* BEGIN Task inputs *

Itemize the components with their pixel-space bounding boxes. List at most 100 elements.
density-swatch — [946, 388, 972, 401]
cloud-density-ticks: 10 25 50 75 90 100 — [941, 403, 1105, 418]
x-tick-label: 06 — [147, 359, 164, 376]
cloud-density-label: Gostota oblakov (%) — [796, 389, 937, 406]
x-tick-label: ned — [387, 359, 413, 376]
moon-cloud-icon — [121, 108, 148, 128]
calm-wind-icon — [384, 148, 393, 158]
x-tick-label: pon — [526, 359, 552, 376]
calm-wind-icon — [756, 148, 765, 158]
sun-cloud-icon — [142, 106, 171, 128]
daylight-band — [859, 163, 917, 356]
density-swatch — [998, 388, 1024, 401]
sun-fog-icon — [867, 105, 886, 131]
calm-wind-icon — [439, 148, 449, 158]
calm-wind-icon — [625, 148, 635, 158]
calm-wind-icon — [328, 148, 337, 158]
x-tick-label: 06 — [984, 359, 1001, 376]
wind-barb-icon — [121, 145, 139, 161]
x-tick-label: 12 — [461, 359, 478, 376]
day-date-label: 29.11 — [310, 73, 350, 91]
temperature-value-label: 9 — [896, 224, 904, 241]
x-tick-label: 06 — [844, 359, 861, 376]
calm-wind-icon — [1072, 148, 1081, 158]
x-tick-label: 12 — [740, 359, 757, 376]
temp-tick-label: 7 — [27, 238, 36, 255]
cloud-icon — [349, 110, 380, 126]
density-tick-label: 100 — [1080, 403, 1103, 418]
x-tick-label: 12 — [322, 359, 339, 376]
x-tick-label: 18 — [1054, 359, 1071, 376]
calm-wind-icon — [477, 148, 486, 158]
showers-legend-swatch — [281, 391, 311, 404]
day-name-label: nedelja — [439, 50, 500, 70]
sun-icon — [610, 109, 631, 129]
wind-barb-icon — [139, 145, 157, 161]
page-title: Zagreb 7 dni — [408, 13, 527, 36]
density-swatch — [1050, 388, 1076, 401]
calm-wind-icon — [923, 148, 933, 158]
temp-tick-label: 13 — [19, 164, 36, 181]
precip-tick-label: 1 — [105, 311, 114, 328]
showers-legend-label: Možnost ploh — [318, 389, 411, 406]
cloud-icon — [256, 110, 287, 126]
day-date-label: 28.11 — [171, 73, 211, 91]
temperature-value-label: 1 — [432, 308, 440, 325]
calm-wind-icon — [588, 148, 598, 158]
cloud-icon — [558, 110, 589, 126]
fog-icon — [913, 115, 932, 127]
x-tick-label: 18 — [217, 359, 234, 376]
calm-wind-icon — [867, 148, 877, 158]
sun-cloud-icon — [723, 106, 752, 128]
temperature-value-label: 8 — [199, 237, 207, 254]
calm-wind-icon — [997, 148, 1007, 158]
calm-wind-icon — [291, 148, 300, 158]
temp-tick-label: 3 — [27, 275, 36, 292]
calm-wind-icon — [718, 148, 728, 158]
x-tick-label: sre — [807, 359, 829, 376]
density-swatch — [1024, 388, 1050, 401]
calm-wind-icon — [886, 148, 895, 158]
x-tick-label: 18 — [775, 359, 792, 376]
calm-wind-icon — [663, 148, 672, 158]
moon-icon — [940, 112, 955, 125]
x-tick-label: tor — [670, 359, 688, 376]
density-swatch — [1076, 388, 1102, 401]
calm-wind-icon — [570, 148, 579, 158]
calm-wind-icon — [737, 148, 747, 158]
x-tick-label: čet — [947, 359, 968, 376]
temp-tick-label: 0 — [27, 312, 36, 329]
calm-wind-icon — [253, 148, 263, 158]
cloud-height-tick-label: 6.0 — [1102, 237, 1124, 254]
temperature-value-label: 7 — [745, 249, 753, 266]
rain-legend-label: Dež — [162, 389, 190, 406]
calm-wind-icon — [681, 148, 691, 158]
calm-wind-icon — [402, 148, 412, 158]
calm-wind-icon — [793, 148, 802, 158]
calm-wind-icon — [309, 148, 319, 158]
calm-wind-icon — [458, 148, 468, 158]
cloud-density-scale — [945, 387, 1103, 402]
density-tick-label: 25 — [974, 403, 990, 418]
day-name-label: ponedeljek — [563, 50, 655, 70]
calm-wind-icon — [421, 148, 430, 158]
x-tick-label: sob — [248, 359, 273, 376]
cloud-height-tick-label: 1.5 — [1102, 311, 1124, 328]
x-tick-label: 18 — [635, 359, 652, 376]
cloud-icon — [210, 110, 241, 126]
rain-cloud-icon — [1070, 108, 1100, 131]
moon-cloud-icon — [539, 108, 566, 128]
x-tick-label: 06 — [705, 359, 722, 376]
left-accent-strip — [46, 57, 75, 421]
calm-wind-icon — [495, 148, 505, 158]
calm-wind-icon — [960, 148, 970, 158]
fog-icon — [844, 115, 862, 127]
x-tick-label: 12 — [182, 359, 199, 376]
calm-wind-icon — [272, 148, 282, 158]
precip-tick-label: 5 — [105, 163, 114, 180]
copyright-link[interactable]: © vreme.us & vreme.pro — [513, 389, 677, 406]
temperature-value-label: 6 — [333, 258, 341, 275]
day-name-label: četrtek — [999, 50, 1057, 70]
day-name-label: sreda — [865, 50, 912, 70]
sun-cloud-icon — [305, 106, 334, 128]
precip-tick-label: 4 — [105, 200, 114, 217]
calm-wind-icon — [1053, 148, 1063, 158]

* END Task inputs *

◆ Direction ◆
Reproduce the entire listing above verbatim, line by line.

◆ Solution for this problem ◆
Itemize the components with their pixel-space bounding boxes. List at most 100 elements.
density-swatch — [946, 388, 972, 401]
cloud-density-ticks: 10 25 50 75 90 100 — [941, 403, 1105, 418]
x-tick-label: 06 — [147, 359, 164, 376]
cloud-density-label: Gostota oblakov (%) — [796, 389, 937, 406]
x-tick-label: ned — [387, 359, 413, 376]
moon-cloud-icon — [121, 108, 148, 128]
calm-wind-icon — [384, 148, 393, 158]
x-tick-label: pon — [526, 359, 552, 376]
calm-wind-icon — [756, 148, 765, 158]
sun-cloud-icon — [142, 106, 171, 128]
daylight-band — [859, 163, 917, 356]
density-swatch — [998, 388, 1024, 401]
sun-fog-icon — [867, 105, 886, 131]
calm-wind-icon — [439, 148, 449, 158]
calm-wind-icon — [625, 148, 635, 158]
calm-wind-icon — [328, 148, 337, 158]
x-tick-label: 06 — [984, 359, 1001, 376]
wind-barb-icon — [121, 145, 139, 161]
x-tick-label: 12 — [461, 359, 478, 376]
day-date-label: 29.11 — [310, 73, 350, 91]
temperature-value-label: 9 — [896, 224, 904, 241]
x-tick-label: 06 — [844, 359, 861, 376]
calm-wind-icon — [1072, 148, 1081, 158]
x-tick-label: 12 — [740, 359, 757, 376]
temp-tick-label: 7 — [27, 238, 36, 255]
cloud-icon — [349, 110, 380, 126]
density-tick-label: 100 — [1080, 403, 1103, 418]
x-tick-label: 12 — [322, 359, 339, 376]
x-tick-label: 18 — [1054, 359, 1071, 376]
calm-wind-icon — [477, 148, 486, 158]
showers-legend-swatch — [281, 391, 311, 404]
day-name-label: nedelja — [439, 50, 500, 70]
sun-icon — [610, 109, 631, 129]
wind-barb-icon — [139, 145, 157, 161]
page-title: Zagreb 7 dni — [408, 13, 527, 36]
density-swatch — [1050, 388, 1076, 401]
calm-wind-icon — [923, 148, 933, 158]
temp-tick-label: 13 — [19, 164, 36, 181]
precip-tick-label: 1 — [105, 311, 114, 328]
showers-legend-label: Možnost ploh — [318, 389, 411, 406]
cloud-icon — [256, 110, 287, 126]
day-date-label: 28.11 — [171, 73, 211, 91]
temperature-value-label: 1 — [432, 308, 440, 325]
calm-wind-icon — [588, 148, 598, 158]
cloud-icon — [558, 110, 589, 126]
fog-icon — [913, 115, 932, 127]
x-tick-label: 18 — [217, 359, 234, 376]
calm-wind-icon — [867, 148, 877, 158]
sun-cloud-icon — [723, 106, 752, 128]
temperature-value-label: 8 — [199, 237, 207, 254]
calm-wind-icon — [997, 148, 1007, 158]
calm-wind-icon — [291, 148, 300, 158]
temp-tick-label: 3 — [27, 275, 36, 292]
calm-wind-icon — [718, 148, 728, 158]
x-tick-label: sre — [807, 359, 829, 376]
density-swatch — [1024, 388, 1050, 401]
calm-wind-icon — [886, 148, 895, 158]
x-tick-label: 18 — [775, 359, 792, 376]
calm-wind-icon — [663, 148, 672, 158]
moon-icon — [940, 112, 955, 125]
x-tick-label: tor — [670, 359, 688, 376]
density-swatch — [1076, 388, 1102, 401]
calm-wind-icon — [570, 148, 579, 158]
calm-wind-icon — [737, 148, 747, 158]
x-tick-label: čet — [947, 359, 968, 376]
temp-tick-label: 0 — [27, 312, 36, 329]
calm-wind-icon — [253, 148, 263, 158]
cloud-height-tick-label: 6.0 — [1102, 237, 1124, 254]
temperature-value-label: 7 — [745, 249, 753, 266]
rain-legend-label: Dež — [162, 389, 190, 406]
calm-wind-icon — [681, 148, 691, 158]
calm-wind-icon — [402, 148, 412, 158]
calm-wind-icon — [793, 148, 802, 158]
calm-wind-icon — [309, 148, 319, 158]
calm-wind-icon — [458, 148, 468, 158]
cloud-density-scale — [945, 387, 1103, 402]
density-tick-label: 25 — [974, 403, 990, 418]
day-name-label: ponedeljek — [563, 50, 655, 70]
calm-wind-icon — [421, 148, 430, 158]
x-tick-label: sob — [248, 359, 273, 376]
cloud-height-tick-label: 1.5 — [1102, 311, 1124, 328]
x-tick-label: 18 — [635, 359, 652, 376]
cloud-icon — [210, 110, 241, 126]
rain-cloud-icon — [1070, 108, 1100, 131]
moon-cloud-icon — [539, 108, 566, 128]
x-tick-label: 06 — [705, 359, 722, 376]
left-accent-strip — [46, 57, 75, 421]
calm-wind-icon — [495, 148, 505, 158]
calm-wind-icon — [960, 148, 970, 158]
fog-icon — [844, 115, 862, 127]
x-tick-label: 12 — [182, 359, 199, 376]
calm-wind-icon — [272, 148, 282, 158]
precip-tick-label: 5 — [105, 163, 114, 180]
copyright-link[interactable]: © vreme.us & vreme.pro — [513, 389, 677, 406]
temperature-value-label: 6 — [333, 258, 341, 275]
day-name-label: četrtek — [999, 50, 1057, 70]
day-name-label: sreda — [865, 50, 912, 70]
sun-cloud-icon — [305, 106, 334, 128]
precip-tick-label: 4 — [105, 200, 114, 217]
calm-wind-icon — [1053, 148, 1063, 158]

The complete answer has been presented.